EXERCISE AIM:
Check each line of the records below for the word "marker" and copy those where it appears.

----- MATERIAL FOR THIS TASK -----

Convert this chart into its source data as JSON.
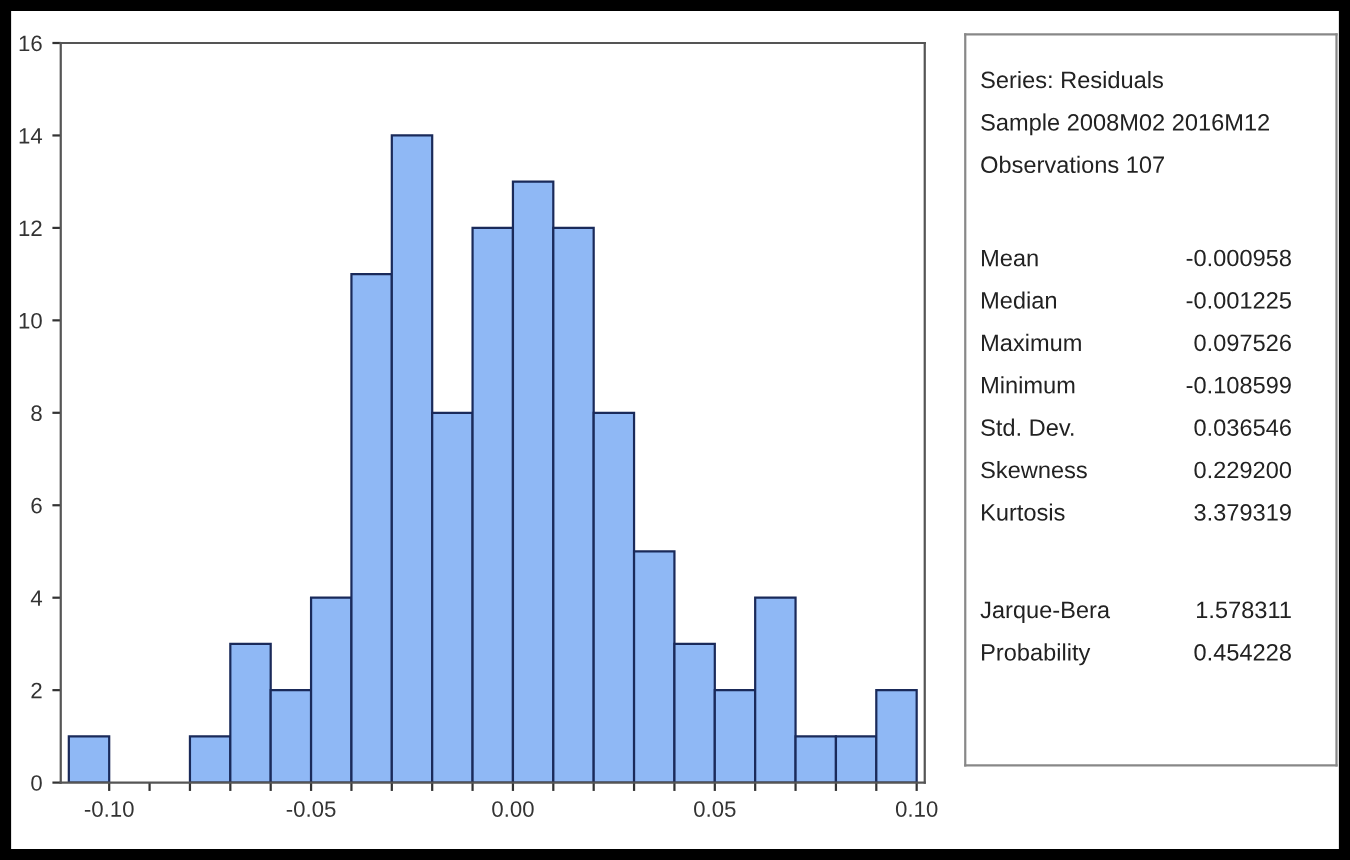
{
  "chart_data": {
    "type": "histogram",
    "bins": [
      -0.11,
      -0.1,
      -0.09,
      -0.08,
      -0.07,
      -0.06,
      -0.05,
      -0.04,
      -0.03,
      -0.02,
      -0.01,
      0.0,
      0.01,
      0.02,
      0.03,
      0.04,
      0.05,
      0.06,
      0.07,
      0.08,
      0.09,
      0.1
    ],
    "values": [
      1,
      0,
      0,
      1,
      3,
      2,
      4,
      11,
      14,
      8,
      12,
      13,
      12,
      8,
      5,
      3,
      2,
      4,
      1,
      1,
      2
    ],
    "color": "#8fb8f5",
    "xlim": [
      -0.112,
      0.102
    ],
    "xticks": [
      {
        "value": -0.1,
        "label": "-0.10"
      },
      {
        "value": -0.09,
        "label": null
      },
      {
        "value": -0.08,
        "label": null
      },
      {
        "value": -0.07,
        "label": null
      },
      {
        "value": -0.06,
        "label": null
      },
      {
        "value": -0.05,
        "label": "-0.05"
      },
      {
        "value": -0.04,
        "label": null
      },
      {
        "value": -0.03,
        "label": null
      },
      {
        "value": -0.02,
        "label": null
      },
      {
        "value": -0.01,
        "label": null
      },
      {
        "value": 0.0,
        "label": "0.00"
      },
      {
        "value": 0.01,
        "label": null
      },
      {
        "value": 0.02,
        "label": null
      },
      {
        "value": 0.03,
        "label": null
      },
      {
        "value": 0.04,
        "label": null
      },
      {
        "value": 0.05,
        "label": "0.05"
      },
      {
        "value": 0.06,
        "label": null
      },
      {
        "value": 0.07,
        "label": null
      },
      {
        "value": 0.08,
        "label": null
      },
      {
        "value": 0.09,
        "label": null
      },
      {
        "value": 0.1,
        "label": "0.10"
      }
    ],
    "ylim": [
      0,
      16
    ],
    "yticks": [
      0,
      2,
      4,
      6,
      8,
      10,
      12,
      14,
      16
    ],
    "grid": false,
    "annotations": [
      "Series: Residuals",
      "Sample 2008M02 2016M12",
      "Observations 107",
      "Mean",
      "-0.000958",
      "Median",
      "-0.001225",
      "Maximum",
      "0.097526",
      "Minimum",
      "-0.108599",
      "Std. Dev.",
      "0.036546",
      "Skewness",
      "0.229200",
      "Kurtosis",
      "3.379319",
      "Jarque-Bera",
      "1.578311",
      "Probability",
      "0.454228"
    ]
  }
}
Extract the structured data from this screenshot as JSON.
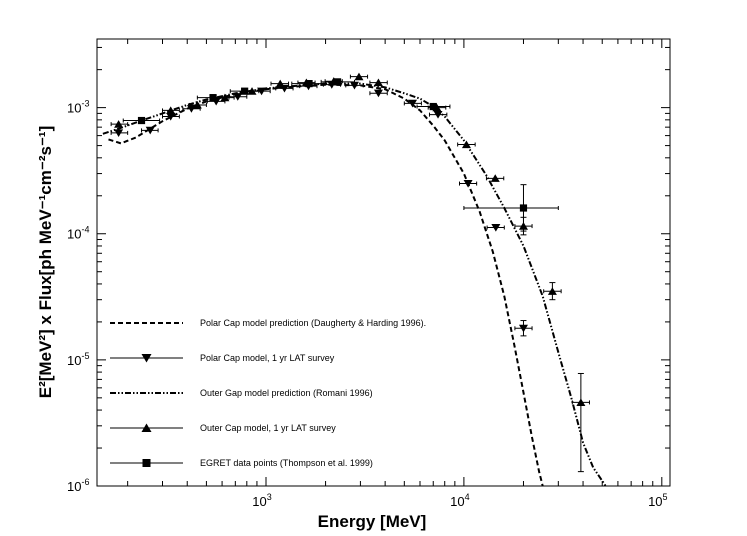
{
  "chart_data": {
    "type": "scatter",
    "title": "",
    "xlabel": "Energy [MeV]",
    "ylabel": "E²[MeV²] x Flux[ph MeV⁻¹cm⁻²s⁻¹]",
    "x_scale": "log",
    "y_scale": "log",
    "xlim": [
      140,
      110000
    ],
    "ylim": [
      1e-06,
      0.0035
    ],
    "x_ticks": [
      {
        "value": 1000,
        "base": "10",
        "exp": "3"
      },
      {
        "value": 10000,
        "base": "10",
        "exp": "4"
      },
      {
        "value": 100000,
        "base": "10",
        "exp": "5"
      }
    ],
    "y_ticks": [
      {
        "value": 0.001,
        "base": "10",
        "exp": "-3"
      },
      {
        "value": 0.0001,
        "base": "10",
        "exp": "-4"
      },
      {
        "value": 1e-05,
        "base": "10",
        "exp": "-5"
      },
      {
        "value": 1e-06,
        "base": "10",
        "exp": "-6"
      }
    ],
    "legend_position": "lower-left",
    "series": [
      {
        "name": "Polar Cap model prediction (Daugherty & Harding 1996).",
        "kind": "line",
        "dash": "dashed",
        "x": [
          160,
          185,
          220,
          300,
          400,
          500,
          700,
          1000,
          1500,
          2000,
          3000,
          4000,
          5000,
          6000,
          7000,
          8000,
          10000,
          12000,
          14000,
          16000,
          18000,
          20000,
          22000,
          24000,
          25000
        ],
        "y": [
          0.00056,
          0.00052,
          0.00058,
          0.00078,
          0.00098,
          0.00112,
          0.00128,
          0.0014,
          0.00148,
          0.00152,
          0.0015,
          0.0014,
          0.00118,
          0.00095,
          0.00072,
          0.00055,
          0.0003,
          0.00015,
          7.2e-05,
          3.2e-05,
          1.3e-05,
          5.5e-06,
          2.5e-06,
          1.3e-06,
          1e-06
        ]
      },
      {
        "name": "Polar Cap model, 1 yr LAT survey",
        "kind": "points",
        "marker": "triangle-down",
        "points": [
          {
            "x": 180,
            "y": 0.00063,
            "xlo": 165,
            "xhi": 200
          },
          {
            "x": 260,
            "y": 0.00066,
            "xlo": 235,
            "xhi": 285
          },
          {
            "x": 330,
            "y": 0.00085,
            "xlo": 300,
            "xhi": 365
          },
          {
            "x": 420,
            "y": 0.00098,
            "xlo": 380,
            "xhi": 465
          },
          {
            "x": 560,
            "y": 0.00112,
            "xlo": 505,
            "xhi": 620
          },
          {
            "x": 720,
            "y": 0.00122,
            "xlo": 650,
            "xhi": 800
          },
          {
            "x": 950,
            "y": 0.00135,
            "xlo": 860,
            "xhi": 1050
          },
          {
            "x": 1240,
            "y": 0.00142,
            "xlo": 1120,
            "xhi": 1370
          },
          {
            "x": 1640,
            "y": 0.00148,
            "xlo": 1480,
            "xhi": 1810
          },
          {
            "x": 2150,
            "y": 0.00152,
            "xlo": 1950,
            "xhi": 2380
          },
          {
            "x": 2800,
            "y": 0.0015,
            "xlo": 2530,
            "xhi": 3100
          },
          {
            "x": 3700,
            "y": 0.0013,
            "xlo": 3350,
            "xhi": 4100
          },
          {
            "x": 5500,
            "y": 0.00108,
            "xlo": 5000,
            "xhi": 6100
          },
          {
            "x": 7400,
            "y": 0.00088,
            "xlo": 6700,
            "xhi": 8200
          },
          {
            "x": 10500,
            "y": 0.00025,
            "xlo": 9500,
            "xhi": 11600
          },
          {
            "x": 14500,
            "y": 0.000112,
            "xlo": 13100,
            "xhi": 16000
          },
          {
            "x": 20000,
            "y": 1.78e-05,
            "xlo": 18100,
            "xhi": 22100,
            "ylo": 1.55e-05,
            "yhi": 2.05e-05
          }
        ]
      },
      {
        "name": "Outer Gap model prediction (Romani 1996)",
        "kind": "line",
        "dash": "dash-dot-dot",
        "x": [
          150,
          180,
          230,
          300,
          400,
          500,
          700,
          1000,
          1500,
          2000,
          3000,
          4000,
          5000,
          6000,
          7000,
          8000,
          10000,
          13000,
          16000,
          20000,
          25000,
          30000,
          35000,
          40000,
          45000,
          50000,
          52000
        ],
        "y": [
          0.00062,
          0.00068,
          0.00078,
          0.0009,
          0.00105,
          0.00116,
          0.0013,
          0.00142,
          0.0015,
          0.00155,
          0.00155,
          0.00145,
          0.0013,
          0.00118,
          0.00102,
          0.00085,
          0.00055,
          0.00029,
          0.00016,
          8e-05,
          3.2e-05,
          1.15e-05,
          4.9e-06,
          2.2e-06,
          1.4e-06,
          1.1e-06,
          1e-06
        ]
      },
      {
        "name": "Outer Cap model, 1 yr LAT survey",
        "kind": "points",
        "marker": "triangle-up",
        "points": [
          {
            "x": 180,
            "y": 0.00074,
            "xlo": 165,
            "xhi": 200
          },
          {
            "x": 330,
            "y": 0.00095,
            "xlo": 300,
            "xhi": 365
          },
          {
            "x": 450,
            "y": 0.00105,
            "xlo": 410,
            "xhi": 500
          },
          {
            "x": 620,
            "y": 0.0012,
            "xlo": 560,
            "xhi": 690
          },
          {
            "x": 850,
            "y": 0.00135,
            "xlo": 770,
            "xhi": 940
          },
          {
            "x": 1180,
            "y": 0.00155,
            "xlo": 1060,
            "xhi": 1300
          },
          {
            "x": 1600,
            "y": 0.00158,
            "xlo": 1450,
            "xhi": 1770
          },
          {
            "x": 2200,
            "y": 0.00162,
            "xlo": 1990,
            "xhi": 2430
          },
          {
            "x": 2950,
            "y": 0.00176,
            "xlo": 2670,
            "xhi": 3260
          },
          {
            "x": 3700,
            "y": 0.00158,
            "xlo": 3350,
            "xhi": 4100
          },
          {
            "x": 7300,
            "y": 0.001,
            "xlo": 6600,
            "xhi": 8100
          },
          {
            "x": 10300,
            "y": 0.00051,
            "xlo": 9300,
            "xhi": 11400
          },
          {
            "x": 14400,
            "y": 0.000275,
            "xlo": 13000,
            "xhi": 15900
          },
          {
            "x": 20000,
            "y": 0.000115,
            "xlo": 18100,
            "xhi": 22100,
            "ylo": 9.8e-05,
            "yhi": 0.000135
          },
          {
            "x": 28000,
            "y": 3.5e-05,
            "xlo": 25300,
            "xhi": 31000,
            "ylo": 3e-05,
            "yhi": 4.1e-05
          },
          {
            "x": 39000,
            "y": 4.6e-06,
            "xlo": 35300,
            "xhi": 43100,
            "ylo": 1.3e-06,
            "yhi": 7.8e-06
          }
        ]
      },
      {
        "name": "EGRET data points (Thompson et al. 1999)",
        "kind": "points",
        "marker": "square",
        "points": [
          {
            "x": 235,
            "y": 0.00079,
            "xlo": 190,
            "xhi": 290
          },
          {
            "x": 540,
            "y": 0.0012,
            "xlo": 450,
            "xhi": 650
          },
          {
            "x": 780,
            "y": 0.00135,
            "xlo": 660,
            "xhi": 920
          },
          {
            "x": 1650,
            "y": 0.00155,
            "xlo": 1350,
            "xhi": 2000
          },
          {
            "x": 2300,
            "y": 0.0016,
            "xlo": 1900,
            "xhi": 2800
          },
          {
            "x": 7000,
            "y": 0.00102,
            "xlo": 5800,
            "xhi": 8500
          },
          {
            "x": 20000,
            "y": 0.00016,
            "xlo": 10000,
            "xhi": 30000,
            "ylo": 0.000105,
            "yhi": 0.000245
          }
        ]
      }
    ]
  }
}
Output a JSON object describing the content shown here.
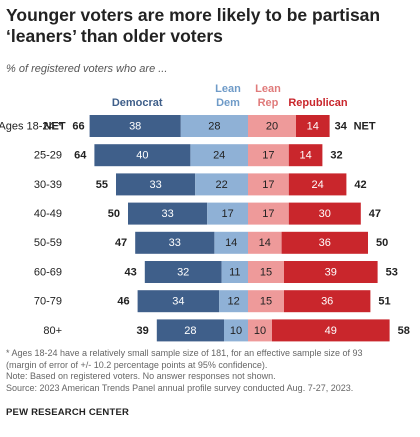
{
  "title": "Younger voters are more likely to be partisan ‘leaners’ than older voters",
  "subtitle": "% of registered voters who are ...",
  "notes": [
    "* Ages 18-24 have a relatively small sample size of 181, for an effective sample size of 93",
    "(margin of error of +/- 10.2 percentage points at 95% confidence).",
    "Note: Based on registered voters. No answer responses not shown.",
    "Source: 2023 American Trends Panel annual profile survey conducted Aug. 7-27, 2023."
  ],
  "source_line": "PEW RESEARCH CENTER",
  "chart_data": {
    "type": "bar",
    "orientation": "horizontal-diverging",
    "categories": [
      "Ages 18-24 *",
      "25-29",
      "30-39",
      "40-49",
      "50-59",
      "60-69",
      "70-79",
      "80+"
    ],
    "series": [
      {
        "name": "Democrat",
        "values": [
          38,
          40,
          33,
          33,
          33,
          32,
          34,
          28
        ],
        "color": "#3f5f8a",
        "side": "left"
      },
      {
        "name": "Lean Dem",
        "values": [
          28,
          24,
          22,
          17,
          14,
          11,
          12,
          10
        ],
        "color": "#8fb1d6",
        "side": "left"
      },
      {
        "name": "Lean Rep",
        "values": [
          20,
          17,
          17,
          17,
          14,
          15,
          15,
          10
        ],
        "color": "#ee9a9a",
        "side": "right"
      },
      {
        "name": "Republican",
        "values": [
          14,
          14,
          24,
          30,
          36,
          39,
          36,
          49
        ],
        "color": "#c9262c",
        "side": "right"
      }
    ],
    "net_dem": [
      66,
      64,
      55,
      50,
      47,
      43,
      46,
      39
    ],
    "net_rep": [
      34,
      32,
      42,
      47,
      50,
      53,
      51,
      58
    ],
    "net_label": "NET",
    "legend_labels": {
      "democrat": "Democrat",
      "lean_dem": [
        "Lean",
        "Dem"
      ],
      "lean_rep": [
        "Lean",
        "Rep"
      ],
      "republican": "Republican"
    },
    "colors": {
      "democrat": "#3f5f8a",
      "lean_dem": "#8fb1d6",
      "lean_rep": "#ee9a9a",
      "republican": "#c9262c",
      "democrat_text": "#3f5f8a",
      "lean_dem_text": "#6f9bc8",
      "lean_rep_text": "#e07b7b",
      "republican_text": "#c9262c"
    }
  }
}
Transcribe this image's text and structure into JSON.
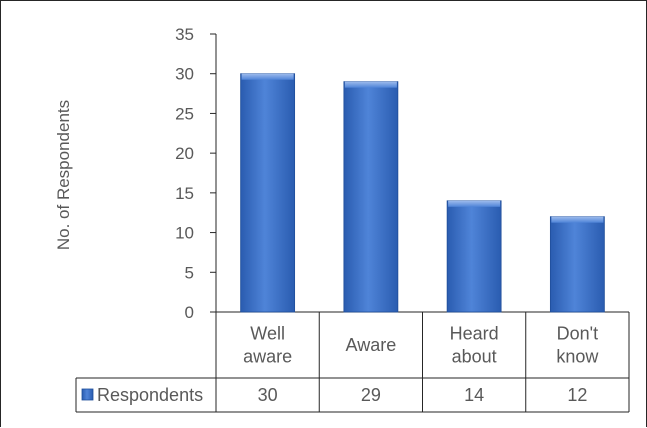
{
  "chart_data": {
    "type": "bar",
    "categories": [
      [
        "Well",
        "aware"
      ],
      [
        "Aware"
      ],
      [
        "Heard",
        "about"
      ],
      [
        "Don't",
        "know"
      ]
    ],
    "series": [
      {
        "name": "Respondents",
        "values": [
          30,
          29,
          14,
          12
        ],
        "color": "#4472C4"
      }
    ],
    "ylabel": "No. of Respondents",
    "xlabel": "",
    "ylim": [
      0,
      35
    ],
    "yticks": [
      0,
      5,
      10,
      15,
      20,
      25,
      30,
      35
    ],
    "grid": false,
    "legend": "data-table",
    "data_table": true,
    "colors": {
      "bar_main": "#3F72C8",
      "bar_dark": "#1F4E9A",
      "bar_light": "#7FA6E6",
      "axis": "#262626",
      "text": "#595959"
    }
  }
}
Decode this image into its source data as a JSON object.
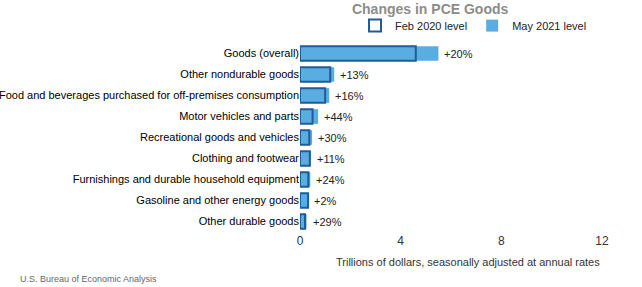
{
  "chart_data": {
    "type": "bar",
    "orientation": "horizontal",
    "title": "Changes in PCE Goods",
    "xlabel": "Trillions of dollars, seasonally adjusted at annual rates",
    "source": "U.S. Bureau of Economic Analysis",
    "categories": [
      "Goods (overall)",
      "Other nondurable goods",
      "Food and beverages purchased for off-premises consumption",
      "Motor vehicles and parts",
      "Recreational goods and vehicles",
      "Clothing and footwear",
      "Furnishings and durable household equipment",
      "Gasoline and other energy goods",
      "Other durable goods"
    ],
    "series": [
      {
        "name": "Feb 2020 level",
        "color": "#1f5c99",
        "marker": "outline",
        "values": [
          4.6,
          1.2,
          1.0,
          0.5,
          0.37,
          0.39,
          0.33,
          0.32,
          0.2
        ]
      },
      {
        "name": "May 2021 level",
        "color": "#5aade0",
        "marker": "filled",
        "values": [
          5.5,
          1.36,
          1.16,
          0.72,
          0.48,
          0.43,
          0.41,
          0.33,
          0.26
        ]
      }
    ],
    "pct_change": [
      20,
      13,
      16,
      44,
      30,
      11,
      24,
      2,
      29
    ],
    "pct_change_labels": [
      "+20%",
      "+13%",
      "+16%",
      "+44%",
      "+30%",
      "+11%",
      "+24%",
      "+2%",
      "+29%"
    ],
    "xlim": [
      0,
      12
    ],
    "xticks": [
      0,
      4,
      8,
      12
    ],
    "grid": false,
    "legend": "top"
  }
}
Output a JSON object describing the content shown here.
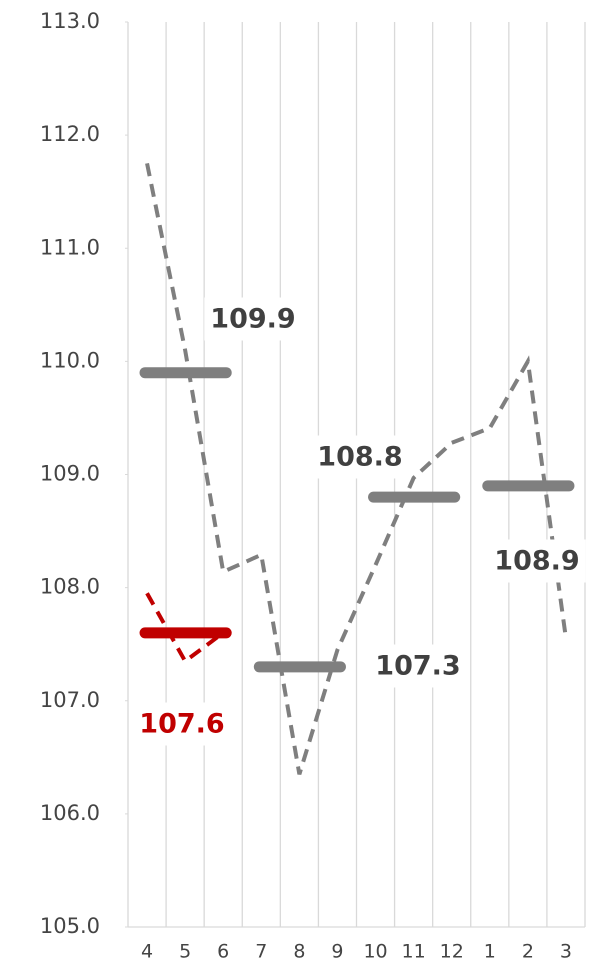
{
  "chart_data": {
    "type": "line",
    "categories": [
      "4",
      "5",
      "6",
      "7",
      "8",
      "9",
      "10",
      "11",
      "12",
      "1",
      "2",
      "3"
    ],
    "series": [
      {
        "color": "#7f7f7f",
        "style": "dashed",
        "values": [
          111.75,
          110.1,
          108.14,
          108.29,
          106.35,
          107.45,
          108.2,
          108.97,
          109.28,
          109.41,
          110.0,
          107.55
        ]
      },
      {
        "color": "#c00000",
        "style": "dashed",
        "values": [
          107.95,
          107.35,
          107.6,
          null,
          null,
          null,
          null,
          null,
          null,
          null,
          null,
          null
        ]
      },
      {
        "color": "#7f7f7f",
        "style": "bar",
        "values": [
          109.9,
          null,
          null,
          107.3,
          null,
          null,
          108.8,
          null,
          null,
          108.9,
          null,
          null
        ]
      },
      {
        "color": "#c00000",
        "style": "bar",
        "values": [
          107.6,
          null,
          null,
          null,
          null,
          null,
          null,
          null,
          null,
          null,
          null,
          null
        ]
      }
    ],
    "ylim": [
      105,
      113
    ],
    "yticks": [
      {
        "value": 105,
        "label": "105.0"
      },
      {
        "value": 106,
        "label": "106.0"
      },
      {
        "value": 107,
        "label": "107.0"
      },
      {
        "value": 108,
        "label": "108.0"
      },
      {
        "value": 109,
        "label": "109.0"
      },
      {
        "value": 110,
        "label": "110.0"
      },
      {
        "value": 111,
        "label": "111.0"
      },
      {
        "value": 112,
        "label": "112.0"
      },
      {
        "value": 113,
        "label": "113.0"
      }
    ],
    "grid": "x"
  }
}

-----

RESPONSE TO THIS TASK:
        "marker": "triangle-down",
        "marker": "triangle-up",
        "marker": "square",
        "marker": "outline",
        "marker": "filled",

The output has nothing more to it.